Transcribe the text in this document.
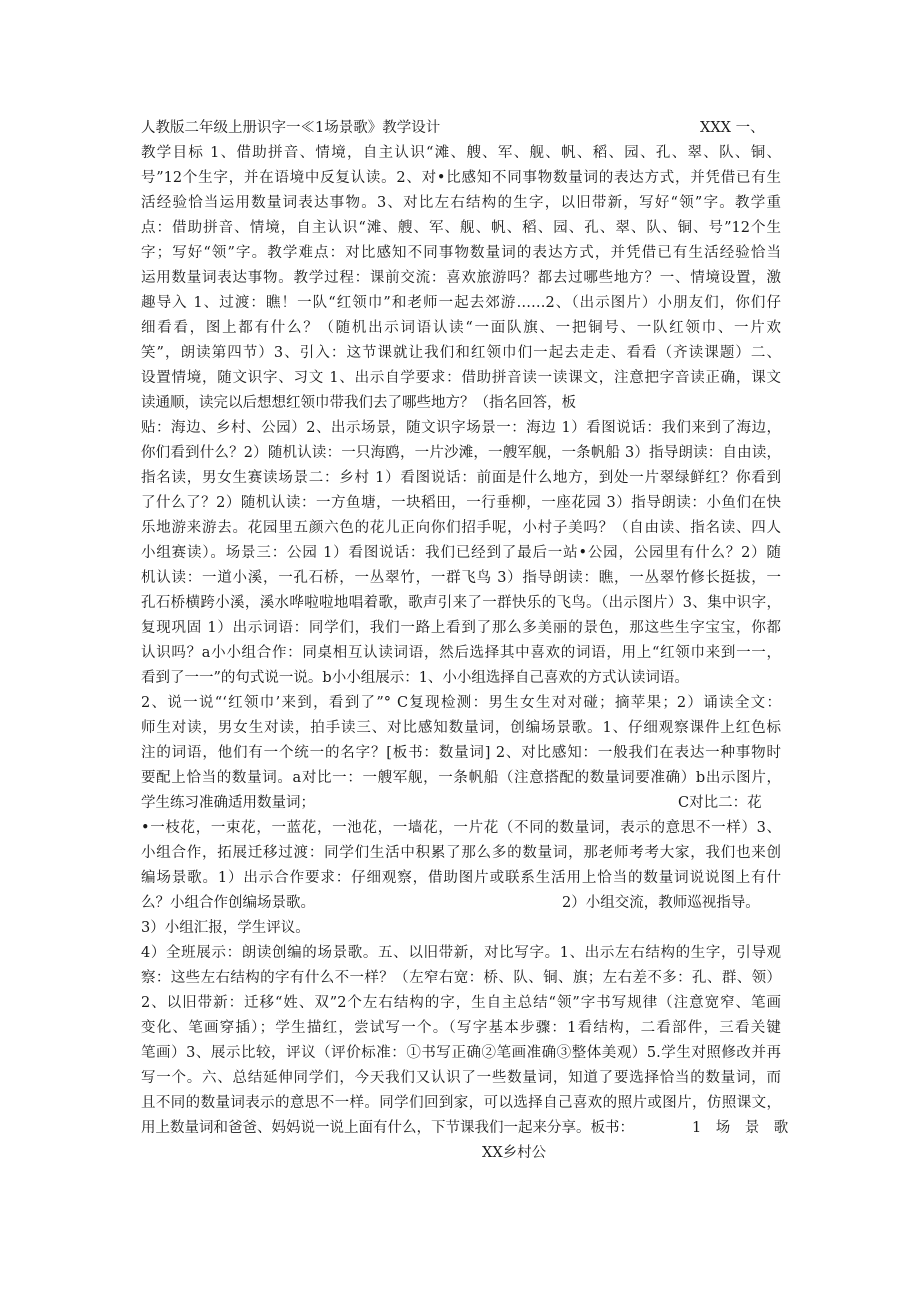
人教版二年级上册识字一≪1场景歌》教学设计	XXX 一、
教学目标 1、借助拼音、情境，自主认识“滩、艘、军、舰、帆、稻、园、孔、翠、队、铜、
号”12个生字，并在语境中反复认读。2、对•比感知不同事物数量词的表达方式，并凭借已有生
活经验恰当运用数量词表达事物。3、对比左右结构的生字，以旧带新，写好“领”字。教学重
点：借助拼音、情境，自主认识“滩、艘、军、舰、帆、稻、园、孔、翠、队、铜、号”12个生
字；写好“领”字。教学难点：对比感知不同事物数量词的表达方式，并凭借已有生活经验恰当
运用数量词表达事物。教学过程：课前交流：喜欢旅游吗？都去过哪些地方？一、情境设置，激
趣导入 1、过渡：瞧！一队“红领巾”和老师一起去郊游……2、（出示图片）小朋友们，你们仔
细看看，图上都有什么？（随机出示词语认读“一面队旗、一把铜号、一队红领巾、一片欢
笑”，朗读第四节）3、引入：这节课就让我们和红领巾们一起去走走、看看（齐读课题）二、
设置情境，随文识字、习文 1、出示自学要求：借助拼音读一读课文，注意把字音读正确，课文
读通顺，读完以后想想红领巾带我们去了哪些地方？（指名回答，板
贴：海边、乡村、公园）2、出示场景，随文识字场景一：海边 1）看图说话：我们来到了海边，
你们看到什么？2）随机认读：一只海鸥，一片沙滩，一艘军舰，一条帆船 3）指导朗读：自由读，
指名读，男女生赛读场景二：乡村 1）看图说话：前面是什么地方，到处一片翠绿鲜红？你看到
了什么了？2）随机认读：一方鱼塘，一块稻田，一行垂柳，一座花园 3）指导朗读：小鱼们在快
乐地游来游去。花园里五颜六色的花儿正向你们招手呢，小村子美吗？（自由读、指名读、四人
小组赛读）。场景三：公园 1）看图说话：我们已经到了最后一站•公园，公园里有什么？2）随
机认读：一道小溪，一孔石桥，一丛翠竹，一群飞鸟 3）指导朗读：瞧，一丛翠竹修长挺拔，一
孔石桥横跨小溪，溪水哗啦啦地唱着歌，歌声引来了一群快乐的飞鸟。（出示图片）3、集中识字，
复现巩固 1）出示词语：同学们，我们一路上看到了那么多美丽的景色，那这些生字宝宝，你都
认识吗？a小小组合作：同桌相互认读词语，然后选择其中喜欢的词语，用上“红领巾来到一一，
看到了一一”的句式说一说。b小小组展示：1、小小组选择自己喜欢的方式认读词语。
2、说一说“‘红领巾’来到，看到了”° C复现检测：男生女生对对碰；摘苹果；2）诵读全文：
师生对读，男女生对读，拍手读三、对比感知数量词，创编场景歌。1、仔细观察课件上红色标
注的词语，他们有一个统一的名字？[板书：数量词] 2、对比感知：一般我们在表达一种事物时
要配上恰当的数量词。a对比一：一艘军舰，一条帆船（注意搭配的数量词要准确）b出示图片，
学生练习准确适用数量词；	C对比二：花
•一枝花，一束花，一蓝花，一池花，一墙花，一片花（不同的数量词，表示的意思不一样）3、
小组合作，拓展迁移过渡：同学们生活中积累了那么多的数量词，那老师考考大家，我们也来创
编场景歌。1）出示合作要求：仔细观察，借助图片或联系生活用上恰当的数量词说说图上有什
么？小组合作创编场景歌。	2）小组交流，教师巡视指导。
3）小组汇报，学生评议。
4）全班展示：朗读创编的场景歌。五、以旧带新，对比写字。1、出示左右结构的生字，引导观
察：这些左右结构的字有什么不一样？（左窄右宽：桥、队、铜、旗；左右差不多：孔、群、领）
2、以旧带新：迁移“姓、双”2个左右结构的字，生自主总结“领”字书写规律（注意宽窄、笔画
变化、笔画穿插）；学生描红，尝试写一个。（写字基本步骤：1看结构，二看部件，三看关键
笔画）3、展示比较，评议（评价标准：①书写正确②笔画准确③整体美观）5.学生对照修改并再
写一个。六、总结延伸同学们，今天我们又认识了一些数量词，知道了要选择恰当的数量词，而
且不同的数量词表示的意思不一样。同学们回到家，可以选择自己喜欢的照片或图片，仿照课文，
用上数量词和爸爸、妈妈说一说上面有什么，下节课我们一起来分享。板书：	1　场　景　歌
XX乡村公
----
* [Exercise details] Every line should be retyped exactly, with the pictures omitted.

* [Solution for this exercise]
Transcribe the text in this document.
人教版二年级上册识字一≪1场景歌》教学设计	XXX 一、
教学目标 1、借助拼音、情境，自主认识“滩、艘、军、舰、帆、稻、园、孔、翠、队、铜、
号”12个生字，并在语境中反复认读。2、对•比感知不同事物数量词的表达方式，并凭借已有生
活经验恰当运用数量词表达事物。3、对比左右结构的生字，以旧带新，写好“领”字。教学重
点：借助拼音、情境，自主认识“滩、艘、军、舰、帆、稻、园、孔、翠、队、铜、号”12个生
字；写好“领”字。教学难点：对比感知不同事物数量词的表达方式，并凭借已有生活经验恰当
运用数量词表达事物。教学过程：课前交流：喜欢旅游吗？都去过哪些地方？一、情境设置，激
趣导入 1、过渡：瞧！一队“红领巾”和老师一起去郊游……2、（出示图片）小朋友们，你们仔
细看看，图上都有什么？（随机出示词语认读“一面队旗、一把铜号、一队红领巾、一片欢
笑”，朗读第四节）3、引入：这节课就让我们和红领巾们一起去走走、看看（齐读课题）二、
设置情境，随文识字、习文 1、出示自学要求：借助拼音读一读课文，注意把字音读正确，课文
读通顺，读完以后想想红领巾带我们去了哪些地方？（指名回答，板
贴：海边、乡村、公园）2、出示场景，随文识字场景一：海边 1）看图说话：我们来到了海边，
你们看到什么？2）随机认读：一只海鸥，一片沙滩，一艘军舰，一条帆船 3）指导朗读：自由读，
指名读，男女生赛读场景二：乡村 1）看图说话：前面是什么地方，到处一片翠绿鲜红？你看到
了什么了？2）随机认读：一方鱼塘，一块稻田，一行垂柳，一座花园 3）指导朗读：小鱼们在快
乐地游来游去。花园里五颜六色的花儿正向你们招手呢，小村子美吗？（自由读、指名读、四人
小组赛读）。场景三：公园 1）看图说话：我们已经到了最后一站•公园，公园里有什么？2）随
机认读：一道小溪，一孔石桥，一丛翠竹，一群飞鸟 3）指导朗读：瞧，一丛翠竹修长挺拔，一
孔石桥横跨小溪，溪水哗啦啦地唱着歌，歌声引来了一群快乐的飞鸟。（出示图片）3、集中识字，
复现巩固 1）出示词语：同学们，我们一路上看到了那么多美丽的景色，那这些生字宝宝，你都
认识吗？a小小组合作：同桌相互认读词语，然后选择其中喜欢的词语，用上“红领巾来到一一，
看到了一一”的句式说一说。b小小组展示：1、小小组选择自己喜欢的方式认读词语。
2、说一说“‘红领巾’来到，看到了”° C复现检测：男生女生对对碰；摘苹果；2）诵读全文：
师生对读，男女生对读，拍手读三、对比感知数量词，创编场景歌。1、仔细观察课件上红色标
注的词语，他们有一个统一的名字？[板书：数量词] 2、对比感知：一般我们在表达一种事物时
要配上恰当的数量词。a对比一：一艘军舰，一条帆船（注意搭配的数量词要准确）b出示图片，
学生练习准确适用数量词；	C对比二：花
•一枝花，一束花，一蓝花，一池花，一墙花，一片花（不同的数量词，表示的意思不一样）3、
小组合作，拓展迁移过渡：同学们生活中积累了那么多的数量词，那老师考考大家，我们也来创
编场景歌。1）出示合作要求：仔细观察，借助图片或联系生活用上恰当的数量词说说图上有什
么？小组合作创编场景歌。	2）小组交流，教师巡视指导。
3）小组汇报，学生评议。
4）全班展示：朗读创编的场景歌。五、以旧带新，对比写字。1、出示左右结构的生字，引导观
察：这些左右结构的字有什么不一样？（左窄右宽：桥、队、铜、旗；左右差不多：孔、群、领）
2、以旧带新：迁移“姓、双”2个左右结构的字，生自主总结“领”字书写规律（注意宽窄、笔画
变化、笔画穿插）；学生描红，尝试写一个。（写字基本步骤：1看结构，二看部件，三看关键
笔画）3、展示比较，评议（评价标准：①书写正确②笔画准确③整体美观）5.学生对照修改并再
写一个。六、总结延伸同学们，今天我们又认识了一些数量词，知道了要选择恰当的数量词，而
且不同的数量词表示的意思不一样。同学们回到家，可以选择自己喜欢的照片或图片，仿照课文，
用上数量词和爸爸、妈妈说一说上面有什么，下节课我们一起来分享。板书：	1　场　景　歌
XX乡村公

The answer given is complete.